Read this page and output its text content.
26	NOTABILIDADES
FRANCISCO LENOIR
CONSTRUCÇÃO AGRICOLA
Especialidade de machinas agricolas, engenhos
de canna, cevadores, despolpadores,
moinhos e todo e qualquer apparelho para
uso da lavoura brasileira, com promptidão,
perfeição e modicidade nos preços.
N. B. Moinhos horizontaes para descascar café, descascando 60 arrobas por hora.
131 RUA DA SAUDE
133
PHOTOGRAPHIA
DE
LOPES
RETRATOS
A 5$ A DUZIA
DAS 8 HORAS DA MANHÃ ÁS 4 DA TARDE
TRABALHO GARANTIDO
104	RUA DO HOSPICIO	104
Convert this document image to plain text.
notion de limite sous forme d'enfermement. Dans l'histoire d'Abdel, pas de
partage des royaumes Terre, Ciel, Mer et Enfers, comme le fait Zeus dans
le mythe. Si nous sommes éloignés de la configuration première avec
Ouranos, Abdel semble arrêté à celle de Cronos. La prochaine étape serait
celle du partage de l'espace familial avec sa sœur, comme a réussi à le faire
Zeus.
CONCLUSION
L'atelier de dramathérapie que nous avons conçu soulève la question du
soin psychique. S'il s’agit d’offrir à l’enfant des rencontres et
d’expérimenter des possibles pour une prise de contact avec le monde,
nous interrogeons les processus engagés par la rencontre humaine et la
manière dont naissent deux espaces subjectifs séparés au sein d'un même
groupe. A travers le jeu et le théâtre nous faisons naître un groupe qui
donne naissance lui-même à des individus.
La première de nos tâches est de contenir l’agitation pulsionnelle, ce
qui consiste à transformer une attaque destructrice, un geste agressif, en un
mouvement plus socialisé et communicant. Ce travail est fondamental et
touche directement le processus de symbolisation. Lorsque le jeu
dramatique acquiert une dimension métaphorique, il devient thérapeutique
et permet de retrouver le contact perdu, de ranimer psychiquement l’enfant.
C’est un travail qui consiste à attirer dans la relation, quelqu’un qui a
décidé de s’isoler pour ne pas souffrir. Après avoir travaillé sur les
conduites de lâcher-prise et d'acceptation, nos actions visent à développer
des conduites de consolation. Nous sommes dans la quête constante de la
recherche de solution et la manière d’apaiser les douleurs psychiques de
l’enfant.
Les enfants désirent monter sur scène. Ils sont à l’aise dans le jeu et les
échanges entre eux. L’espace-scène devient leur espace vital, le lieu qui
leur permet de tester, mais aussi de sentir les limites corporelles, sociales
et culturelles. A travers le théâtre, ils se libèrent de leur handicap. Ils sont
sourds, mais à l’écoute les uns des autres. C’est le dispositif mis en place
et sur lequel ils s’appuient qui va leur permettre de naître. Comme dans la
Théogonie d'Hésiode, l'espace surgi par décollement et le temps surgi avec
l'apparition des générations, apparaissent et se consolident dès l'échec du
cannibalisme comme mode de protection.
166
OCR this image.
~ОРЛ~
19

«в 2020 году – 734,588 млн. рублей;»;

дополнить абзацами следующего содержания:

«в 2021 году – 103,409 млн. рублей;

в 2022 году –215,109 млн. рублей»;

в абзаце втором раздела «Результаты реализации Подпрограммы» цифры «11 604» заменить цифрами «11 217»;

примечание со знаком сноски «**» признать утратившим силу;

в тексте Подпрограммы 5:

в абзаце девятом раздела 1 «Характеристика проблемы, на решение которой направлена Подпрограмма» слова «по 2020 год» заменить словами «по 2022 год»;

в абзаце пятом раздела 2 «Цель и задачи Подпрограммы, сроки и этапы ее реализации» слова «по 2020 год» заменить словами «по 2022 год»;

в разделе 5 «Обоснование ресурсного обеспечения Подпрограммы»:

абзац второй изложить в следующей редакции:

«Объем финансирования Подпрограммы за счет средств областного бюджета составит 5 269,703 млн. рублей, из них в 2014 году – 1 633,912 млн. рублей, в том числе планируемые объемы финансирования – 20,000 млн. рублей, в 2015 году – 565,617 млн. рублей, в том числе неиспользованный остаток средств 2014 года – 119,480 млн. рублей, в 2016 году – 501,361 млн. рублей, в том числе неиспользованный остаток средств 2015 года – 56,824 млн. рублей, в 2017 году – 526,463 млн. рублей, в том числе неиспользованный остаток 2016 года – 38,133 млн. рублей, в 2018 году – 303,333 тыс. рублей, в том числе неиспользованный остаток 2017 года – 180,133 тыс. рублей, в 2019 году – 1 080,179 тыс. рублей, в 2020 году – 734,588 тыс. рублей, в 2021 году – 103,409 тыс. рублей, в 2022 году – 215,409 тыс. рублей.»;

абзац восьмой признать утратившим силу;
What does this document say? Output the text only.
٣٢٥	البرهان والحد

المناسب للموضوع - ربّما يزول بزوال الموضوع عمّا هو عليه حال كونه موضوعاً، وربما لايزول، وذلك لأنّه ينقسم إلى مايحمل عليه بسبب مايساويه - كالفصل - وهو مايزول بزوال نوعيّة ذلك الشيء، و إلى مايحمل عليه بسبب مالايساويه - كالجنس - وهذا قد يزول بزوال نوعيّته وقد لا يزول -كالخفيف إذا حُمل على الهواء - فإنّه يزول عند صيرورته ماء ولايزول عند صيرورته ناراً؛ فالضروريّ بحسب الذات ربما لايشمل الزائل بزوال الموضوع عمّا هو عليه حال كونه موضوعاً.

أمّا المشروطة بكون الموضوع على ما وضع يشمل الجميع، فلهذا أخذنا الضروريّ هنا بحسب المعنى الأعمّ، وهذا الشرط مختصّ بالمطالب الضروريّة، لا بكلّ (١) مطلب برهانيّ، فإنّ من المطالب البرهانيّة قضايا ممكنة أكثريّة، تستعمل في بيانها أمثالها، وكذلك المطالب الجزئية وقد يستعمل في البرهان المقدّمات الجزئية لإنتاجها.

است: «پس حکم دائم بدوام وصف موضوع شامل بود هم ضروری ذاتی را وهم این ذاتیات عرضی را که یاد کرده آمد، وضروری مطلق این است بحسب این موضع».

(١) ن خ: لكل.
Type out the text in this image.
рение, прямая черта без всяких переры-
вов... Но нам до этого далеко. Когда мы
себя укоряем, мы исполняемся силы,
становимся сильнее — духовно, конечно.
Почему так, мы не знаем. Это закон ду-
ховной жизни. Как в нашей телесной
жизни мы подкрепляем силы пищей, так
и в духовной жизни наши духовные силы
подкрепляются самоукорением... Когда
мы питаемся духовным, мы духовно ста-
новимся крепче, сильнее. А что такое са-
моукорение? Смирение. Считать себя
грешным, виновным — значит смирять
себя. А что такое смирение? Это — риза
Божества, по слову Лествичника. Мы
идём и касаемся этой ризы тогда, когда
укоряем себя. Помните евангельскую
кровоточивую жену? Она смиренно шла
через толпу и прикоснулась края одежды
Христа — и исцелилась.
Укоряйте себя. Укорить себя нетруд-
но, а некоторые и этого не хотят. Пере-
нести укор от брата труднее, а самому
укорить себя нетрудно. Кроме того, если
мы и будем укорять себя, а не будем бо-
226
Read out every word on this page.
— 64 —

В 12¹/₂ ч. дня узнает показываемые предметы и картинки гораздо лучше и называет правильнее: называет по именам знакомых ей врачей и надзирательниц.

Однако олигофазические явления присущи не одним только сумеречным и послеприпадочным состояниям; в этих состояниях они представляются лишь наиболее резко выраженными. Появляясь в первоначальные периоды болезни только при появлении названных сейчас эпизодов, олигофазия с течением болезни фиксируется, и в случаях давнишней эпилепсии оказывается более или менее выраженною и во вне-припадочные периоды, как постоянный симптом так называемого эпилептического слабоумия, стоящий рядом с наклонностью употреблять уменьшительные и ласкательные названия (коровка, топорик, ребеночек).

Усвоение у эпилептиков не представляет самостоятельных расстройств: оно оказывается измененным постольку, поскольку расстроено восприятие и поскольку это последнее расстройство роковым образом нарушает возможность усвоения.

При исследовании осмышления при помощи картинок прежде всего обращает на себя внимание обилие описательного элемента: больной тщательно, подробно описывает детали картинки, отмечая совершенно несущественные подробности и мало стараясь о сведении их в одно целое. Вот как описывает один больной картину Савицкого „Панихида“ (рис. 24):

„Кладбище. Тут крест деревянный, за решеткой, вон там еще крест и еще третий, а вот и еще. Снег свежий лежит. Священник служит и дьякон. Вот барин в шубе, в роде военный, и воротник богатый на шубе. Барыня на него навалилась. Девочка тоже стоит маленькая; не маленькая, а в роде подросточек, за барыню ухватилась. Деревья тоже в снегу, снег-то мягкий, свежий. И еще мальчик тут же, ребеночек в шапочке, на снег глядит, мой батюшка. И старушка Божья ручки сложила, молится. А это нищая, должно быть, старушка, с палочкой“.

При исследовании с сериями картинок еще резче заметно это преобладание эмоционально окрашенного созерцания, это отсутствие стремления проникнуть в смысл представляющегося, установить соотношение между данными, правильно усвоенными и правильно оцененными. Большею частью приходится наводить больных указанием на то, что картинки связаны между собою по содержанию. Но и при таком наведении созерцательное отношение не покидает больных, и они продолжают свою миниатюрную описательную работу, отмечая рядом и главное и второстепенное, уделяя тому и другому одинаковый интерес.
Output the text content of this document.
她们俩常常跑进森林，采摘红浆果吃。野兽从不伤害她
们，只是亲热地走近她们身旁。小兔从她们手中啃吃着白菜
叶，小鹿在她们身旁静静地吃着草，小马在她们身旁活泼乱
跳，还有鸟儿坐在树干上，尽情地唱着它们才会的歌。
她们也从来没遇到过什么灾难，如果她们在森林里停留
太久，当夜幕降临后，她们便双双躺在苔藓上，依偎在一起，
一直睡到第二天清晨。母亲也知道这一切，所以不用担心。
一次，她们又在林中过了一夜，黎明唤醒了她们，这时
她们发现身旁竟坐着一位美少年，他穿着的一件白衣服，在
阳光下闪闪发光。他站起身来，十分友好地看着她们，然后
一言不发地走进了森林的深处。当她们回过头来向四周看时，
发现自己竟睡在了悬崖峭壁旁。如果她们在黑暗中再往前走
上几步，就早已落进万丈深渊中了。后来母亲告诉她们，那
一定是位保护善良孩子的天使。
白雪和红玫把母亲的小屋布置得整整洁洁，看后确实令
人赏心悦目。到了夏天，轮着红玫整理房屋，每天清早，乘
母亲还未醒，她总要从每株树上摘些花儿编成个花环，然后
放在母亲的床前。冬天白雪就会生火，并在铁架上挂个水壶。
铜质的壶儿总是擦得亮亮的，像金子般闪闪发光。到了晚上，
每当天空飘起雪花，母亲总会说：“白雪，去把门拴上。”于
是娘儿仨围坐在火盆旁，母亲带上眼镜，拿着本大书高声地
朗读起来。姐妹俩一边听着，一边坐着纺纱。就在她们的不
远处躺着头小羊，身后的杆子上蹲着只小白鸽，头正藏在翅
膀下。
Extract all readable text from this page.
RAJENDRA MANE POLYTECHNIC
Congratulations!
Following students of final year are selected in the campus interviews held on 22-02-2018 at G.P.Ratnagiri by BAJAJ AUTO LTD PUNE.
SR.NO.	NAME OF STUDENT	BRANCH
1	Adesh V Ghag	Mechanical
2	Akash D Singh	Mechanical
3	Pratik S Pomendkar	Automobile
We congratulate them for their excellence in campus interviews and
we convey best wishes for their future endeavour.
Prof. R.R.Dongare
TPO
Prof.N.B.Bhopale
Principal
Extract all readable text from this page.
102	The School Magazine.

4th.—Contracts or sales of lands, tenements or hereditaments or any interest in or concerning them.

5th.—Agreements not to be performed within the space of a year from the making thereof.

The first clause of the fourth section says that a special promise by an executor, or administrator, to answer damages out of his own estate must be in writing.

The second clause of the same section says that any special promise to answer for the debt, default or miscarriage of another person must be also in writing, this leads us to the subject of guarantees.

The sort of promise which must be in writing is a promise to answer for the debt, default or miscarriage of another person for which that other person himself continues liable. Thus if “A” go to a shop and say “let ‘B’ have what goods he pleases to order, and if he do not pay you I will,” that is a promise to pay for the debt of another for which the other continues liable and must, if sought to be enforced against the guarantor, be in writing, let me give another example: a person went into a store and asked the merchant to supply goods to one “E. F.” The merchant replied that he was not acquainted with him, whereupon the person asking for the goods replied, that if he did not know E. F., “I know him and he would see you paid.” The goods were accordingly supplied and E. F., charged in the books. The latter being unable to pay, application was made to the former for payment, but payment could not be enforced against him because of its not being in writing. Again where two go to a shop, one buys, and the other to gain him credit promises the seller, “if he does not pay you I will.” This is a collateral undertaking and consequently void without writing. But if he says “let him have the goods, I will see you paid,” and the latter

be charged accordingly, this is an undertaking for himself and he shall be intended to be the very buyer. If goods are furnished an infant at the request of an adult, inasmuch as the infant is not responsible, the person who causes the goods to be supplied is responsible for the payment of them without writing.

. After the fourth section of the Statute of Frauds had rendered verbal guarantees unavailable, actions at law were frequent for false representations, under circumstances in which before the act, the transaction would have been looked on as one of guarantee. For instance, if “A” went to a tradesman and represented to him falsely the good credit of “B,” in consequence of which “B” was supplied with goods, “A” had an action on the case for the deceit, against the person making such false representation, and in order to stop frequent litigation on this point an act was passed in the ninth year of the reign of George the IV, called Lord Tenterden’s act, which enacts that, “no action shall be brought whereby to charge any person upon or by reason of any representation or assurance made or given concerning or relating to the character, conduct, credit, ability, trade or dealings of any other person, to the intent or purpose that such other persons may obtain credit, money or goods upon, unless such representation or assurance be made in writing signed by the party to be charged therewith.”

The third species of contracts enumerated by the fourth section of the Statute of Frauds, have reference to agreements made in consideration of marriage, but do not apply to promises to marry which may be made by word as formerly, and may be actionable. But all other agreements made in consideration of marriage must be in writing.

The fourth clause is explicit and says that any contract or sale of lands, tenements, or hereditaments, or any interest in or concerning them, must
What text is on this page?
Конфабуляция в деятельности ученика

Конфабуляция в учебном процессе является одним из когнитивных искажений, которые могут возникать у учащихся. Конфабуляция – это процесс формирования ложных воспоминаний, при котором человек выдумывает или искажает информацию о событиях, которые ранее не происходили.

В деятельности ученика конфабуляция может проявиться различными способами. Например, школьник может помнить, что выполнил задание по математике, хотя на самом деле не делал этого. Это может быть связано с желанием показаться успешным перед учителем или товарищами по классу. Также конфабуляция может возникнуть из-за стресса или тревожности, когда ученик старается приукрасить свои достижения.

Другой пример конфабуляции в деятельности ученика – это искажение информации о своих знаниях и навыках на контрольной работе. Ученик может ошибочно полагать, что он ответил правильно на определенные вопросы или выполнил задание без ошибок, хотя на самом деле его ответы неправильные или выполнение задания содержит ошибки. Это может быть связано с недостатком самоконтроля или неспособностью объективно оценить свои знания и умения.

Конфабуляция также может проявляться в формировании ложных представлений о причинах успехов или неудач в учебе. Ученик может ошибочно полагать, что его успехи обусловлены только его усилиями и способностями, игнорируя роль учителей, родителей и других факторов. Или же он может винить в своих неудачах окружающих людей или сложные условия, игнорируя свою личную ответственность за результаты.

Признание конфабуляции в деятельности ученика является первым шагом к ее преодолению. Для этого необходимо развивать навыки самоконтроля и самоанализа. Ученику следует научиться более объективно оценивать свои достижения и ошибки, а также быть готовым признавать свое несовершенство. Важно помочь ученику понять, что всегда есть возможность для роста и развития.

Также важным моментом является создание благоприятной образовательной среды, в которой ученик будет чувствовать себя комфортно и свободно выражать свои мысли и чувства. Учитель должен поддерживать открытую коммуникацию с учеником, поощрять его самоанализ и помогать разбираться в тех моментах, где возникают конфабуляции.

● ● ● ● ●

Goal:
Go through the records and gather the lines that hold "content".

The result:
Read this page and output its text content.
Output the text content of this document.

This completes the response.